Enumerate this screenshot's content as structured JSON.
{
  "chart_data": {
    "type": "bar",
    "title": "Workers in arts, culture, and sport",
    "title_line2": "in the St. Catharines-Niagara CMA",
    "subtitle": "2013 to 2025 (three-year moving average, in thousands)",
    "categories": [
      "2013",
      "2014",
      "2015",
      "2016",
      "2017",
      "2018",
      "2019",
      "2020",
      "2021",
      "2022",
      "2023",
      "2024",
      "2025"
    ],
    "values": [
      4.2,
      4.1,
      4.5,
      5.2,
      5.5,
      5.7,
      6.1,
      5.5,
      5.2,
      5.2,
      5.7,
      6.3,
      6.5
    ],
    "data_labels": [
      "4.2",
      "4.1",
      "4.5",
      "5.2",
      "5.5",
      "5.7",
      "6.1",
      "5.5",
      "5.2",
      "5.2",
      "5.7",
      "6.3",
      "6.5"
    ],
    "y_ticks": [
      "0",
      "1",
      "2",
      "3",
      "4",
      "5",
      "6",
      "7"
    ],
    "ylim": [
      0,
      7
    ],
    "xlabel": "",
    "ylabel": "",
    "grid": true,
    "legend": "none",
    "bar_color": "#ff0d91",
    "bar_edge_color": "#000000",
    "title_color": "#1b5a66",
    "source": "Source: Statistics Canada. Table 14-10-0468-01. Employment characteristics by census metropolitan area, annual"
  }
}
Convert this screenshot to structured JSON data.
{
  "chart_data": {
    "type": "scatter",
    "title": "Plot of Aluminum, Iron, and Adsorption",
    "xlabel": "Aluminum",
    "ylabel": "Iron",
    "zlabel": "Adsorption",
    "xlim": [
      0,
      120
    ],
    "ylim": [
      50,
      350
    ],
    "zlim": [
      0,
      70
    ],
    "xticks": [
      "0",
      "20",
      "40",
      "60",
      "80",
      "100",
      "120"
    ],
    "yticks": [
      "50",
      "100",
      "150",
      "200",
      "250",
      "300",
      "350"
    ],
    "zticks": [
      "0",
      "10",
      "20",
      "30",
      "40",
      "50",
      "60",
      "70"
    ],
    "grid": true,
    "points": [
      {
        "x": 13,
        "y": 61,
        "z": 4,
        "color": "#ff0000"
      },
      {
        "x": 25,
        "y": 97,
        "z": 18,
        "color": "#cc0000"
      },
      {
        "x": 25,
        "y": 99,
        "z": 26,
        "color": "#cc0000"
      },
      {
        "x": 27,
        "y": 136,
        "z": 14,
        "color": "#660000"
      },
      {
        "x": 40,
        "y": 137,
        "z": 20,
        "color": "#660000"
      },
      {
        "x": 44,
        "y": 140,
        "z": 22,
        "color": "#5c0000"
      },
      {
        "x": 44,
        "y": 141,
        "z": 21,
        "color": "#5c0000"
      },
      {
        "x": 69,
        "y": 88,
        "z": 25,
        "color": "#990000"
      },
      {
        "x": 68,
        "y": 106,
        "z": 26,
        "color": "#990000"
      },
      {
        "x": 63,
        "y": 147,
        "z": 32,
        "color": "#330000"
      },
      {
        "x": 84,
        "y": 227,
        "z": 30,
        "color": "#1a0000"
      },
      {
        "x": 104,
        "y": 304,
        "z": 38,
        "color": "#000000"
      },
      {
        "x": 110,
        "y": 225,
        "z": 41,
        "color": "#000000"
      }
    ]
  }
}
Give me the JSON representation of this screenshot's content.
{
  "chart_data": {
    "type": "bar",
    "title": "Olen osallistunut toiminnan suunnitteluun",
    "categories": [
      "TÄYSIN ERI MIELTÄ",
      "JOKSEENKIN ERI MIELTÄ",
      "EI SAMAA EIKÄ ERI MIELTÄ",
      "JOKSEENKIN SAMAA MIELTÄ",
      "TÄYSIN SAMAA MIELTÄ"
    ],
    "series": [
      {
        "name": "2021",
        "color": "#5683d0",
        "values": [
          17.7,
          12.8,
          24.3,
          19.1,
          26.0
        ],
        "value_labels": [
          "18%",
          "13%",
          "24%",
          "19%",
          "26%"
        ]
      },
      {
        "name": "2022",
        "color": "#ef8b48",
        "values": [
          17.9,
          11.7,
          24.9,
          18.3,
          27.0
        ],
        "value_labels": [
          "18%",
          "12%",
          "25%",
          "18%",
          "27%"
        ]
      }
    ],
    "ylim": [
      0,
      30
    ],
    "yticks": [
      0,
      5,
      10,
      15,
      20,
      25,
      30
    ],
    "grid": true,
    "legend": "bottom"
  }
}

__Aim__
Your task is to extract all of the records exactly.

__Answer for this exercise__
Enumerate this screenshot's content as structured JSON.
{
  "chart_data": {
    "type": "bar",
    "title": "Workers in arts, culture, and sport",
    "title_line2": "in the St. Catharines-Niagara CMA",
    "subtitle": "2013 to 2025 (three-year moving average, in thousands)",
    "categories": [
      "2013",
      "2014",
      "2015",
      "2016",
      "2017",
      "2018",
      "2019",
      "2020",
      "2021",
      "2022",
      "2023",
      "2024",
      "2025"
    ],
    "values": [
      4.2,
      4.1,
      4.5,
      5.2,
      5.5,
      5.7,
      6.1,
      5.5,
      5.2,
      5.2,
      5.7,
      6.3,
      6.5
    ],
    "data_labels": [
      "4.2",
      "4.1",
      "4.5",
      "5.2",
      "5.5",
      "5.7",
      "6.1",
      "5.5",
      "5.2",
      "5.2",
      "5.7",
      "6.3",
      "6.5"
    ],
    "y_ticks": [
      "0",
      "1",
      "2",
      "3",
      "4",
      "5",
      "6",
      "7"
    ],
    "ylim": [
      0,
      7
    ],
    "xlabel": "",
    "ylabel": "",
    "grid": true,
    "legend": "none",
    "bar_color": "#ff0d91",
    "bar_edge_color": "#000000",
    "title_color": "#1b5a66",
    "source": "Source: Statistics Canada. Table 14-10-0468-01. Employment characteristics by census metropolitan area, annual"
  }
}
Convert this screenshot to structured JSON data.
{
  "chart_data": {
    "type": "scatter",
    "title": "Plot of Aluminum, Iron, and Adsorption",
    "xlabel": "Aluminum",
    "ylabel": "Iron",
    "zlabel": "Adsorption",
    "xlim": [
      0,
      120
    ],
    "ylim": [
      50,
      350
    ],
    "zlim": [
      0,
      70
    ],
    "xticks": [
      "0",
      "20",
      "40",
      "60",
      "80",
      "100",
      "120"
    ],
    "yticks": [
      "50",
      "100",
      "150",
      "200",
      "250",
      "300",
      "350"
    ],
    "zticks": [
      "0",
      "10",
      "20",
      "30",
      "40",
      "50",
      "60",
      "70"
    ],
    "grid": true,
    "points": [
      {
        "x": 13,
        "y": 61,
        "z": 4,
        "color": "#ff0000"
      },
      {
        "x": 25,
        "y": 97,
        "z": 18,
        "color": "#cc0000"
      },
      {
        "x": 25,
        "y": 99,
        "z": 26,
        "color": "#cc0000"
      },
      {
        "x": 27,
        "y": 136,
        "z": 14,
        "color": "#660000"
      },
      {
        "x": 40,
        "y": 137,
        "z": 20,
        "color": "#660000"
      },
      {
        "x": 44,
        "y": 140,
        "z": 22,
        "color": "#5c0000"
      },
      {
        "x": 44,
        "y": 141,
        "z": 21,
        "color": "#5c0000"
      },
      {
        "x": 69,
        "y": 88,
        "z": 25,
        "color": "#990000"
      },
      {
        "x": 68,
        "y": 106,
        "z": 26,
        "color": "#990000"
      },
      {
        "x": 63,
        "y": 147,
        "z": 32,
        "color": "#330000"
      },
      {
        "x": 84,
        "y": 227,
        "z": 30,
        "color": "#1a0000"
      },
      {
        "x": 104,
        "y": 304,
        "z": 38,
        "color": "#000000"
      },
      {
        "x": 110,
        "y": 225,
        "z": 41,
        "color": "#000000"
      }
    ]
  }
}
Give me the JSON representation of this screenshot's content.
{
  "chart_data": {
    "type": "bar",
    "title": "Olen osallistunut toiminnan suunnitteluun",
    "categories": [
      "TÄYSIN ERI MIELTÄ",
      "JOKSEENKIN ERI MIELTÄ",
      "EI SAMAA EIKÄ ERI MIELTÄ",
      "JOKSEENKIN SAMAA MIELTÄ",
      "TÄYSIN SAMAA MIELTÄ"
    ],
    "series": [
      {
        "name": "2021",
        "color": "#5683d0",
        "values": [
          17.7,
          12.8,
          24.3,
          19.1,
          26.0
        ],
        "value_labels": [
          "18%",
          "13%",
          "24%",
          "19%",
          "26%"
        ]
      },
      {
        "name": "2022",
        "color": "#ef8b48",
        "values": [
          17.9,
          11.7,
          24.9,
          18.3,
          27.0
        ],
        "value_labels": [
          "18%",
          "12%",
          "25%",
          "18%",
          "27%"
        ]
      }
    ],
    "ylim": [
      0,
      30
    ],
    "yticks": [
      0,
      5,
      10,
      15,
      20,
      25,
      30
    ],
    "grid": true,
    "legend": "bottom"
  }
}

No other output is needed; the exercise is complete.